_Work to do_.
Transcribe all the entries word for word, omitting any pictures they contain.

--- Start ---

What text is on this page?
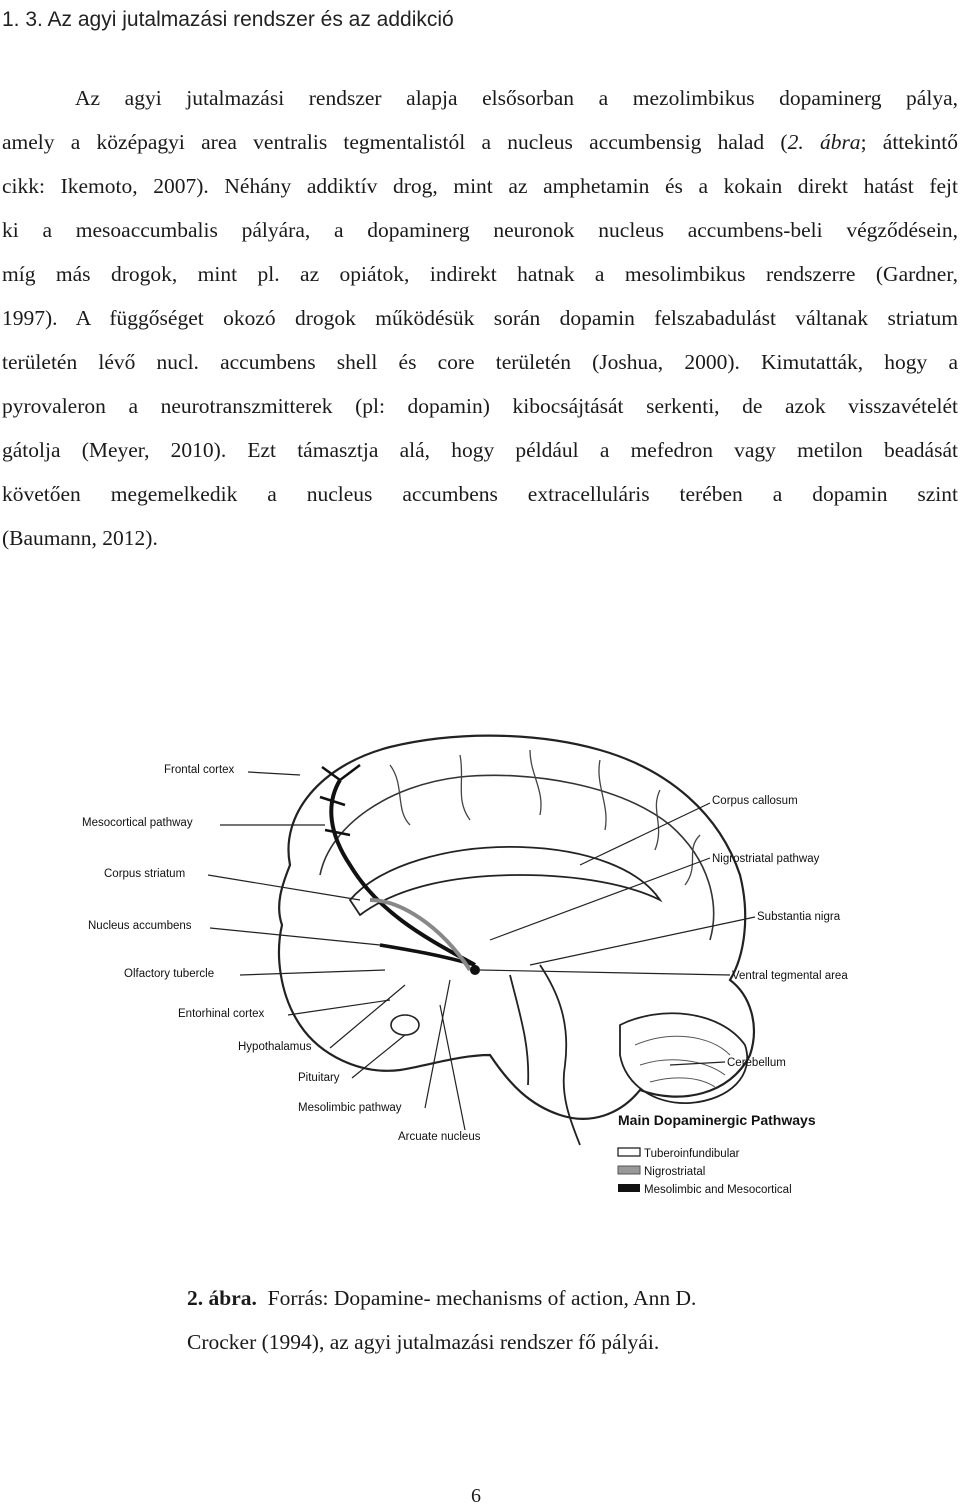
1. 3. Az agyi jutalmazási rendszer és az addikció
Az agyi jutalmazási rendszer alapja elsősorban a mezolimbikus dopaminerg pálya,
amely a középagyi area ventralis tegmentalistól a nucleus accumbensig halad (2. ábra; áttekintő
cikk: Ikemoto, 2007). Néhány addiktív drog, mint az amphetamin és a kokain direkt hatást fejt
ki a mesoaccumbalis pályára, a dopaminerg neuronok nucleus accumbens-beli végződésein,
míg más drogok, mint pl. az opiátok, indirekt hatnak a mesolimbikus rendszerre (Gardner,
1997). A függőséget okozó drogok működésük során dopamin felszabadulást váltanak striatum
területén lévő nucl. accumbens shell és core területén (Joshua, 2000). Kimutatták, hogy a
pyrovaleron a neurotranszmitterek (pl: dopamin) kibocsájtását serkenti, de azok visszavételét
gátolja (Meyer, 2010). Ezt támasztja alá, hogy például a mefedron vagy metilon beadását
követően megemelkedik a nucleus accumbens extracelluláris terében a dopamin szint
(Baumann, 2012).
Frontal cortex
Mesocortical pathway
Corpus striatum
Nucleus accumbens
Olfactory tubercle
Entorhinal cortex
Hypothalamus
Pituitary
Mesolimbic pathway
Arcuate nucleus
Corpus callosum
Nigrostriatal pathway
Substantia nigra
Ventral tegmental area
Cerebellum
Main Dopaminergic Pathways
Tuberoinfundibular
Nigrostriatal
Mesolimbic and Mesocortical
2. ábra. Forrás: Dopamine- mechanisms of action, Ann D.
Crocker (1994), az agyi jutalmazási rendszer fő pályái.
6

--- End ---

_Complete answer_.
What text is on this page?
1. 3. Az agyi jutalmazási rendszer és az addikció
Az agyi jutalmazási rendszer alapja elsősorban a mezolimbikus dopaminerg pálya,
amely a középagyi area ventralis tegmentalistól a nucleus accumbensig halad (2. ábra; áttekintő
cikk: Ikemoto, 2007). Néhány addiktív drog, mint az amphetamin és a kokain direkt hatást fejt
ki a mesoaccumbalis pályára, a dopaminerg neuronok nucleus accumbens-beli végződésein,
míg más drogok, mint pl. az opiátok, indirekt hatnak a mesolimbikus rendszerre (Gardner,
1997). A függőséget okozó drogok működésük során dopamin felszabadulást váltanak striatum
területén lévő nucl. accumbens shell és core területén (Joshua, 2000). Kimutatták, hogy a
pyrovaleron a neurotranszmitterek (pl: dopamin) kibocsájtását serkenti, de azok visszavételét
gátolja (Meyer, 2010). Ezt támasztja alá, hogy például a mefedron vagy metilon beadását
követően megemelkedik a nucleus accumbens extracelluláris terében a dopamin szint
(Baumann, 2012).
Frontal cortex
Mesocortical pathway
Corpus striatum
Nucleus accumbens
Olfactory tubercle
Entorhinal cortex
Hypothalamus
Pituitary
Mesolimbic pathway
Arcuate nucleus
Corpus callosum
Nigrostriatal pathway
Substantia nigra
Ventral tegmental area
Cerebellum
Main Dopaminergic Pathways
Tuberoinfundibular
Nigrostriatal
Mesolimbic and Mesocortical
2. ábra. Forrás: Dopamine- mechanisms of action, Ann D.
Crocker (1994), az agyi jutalmazási rendszer fő pályái.
6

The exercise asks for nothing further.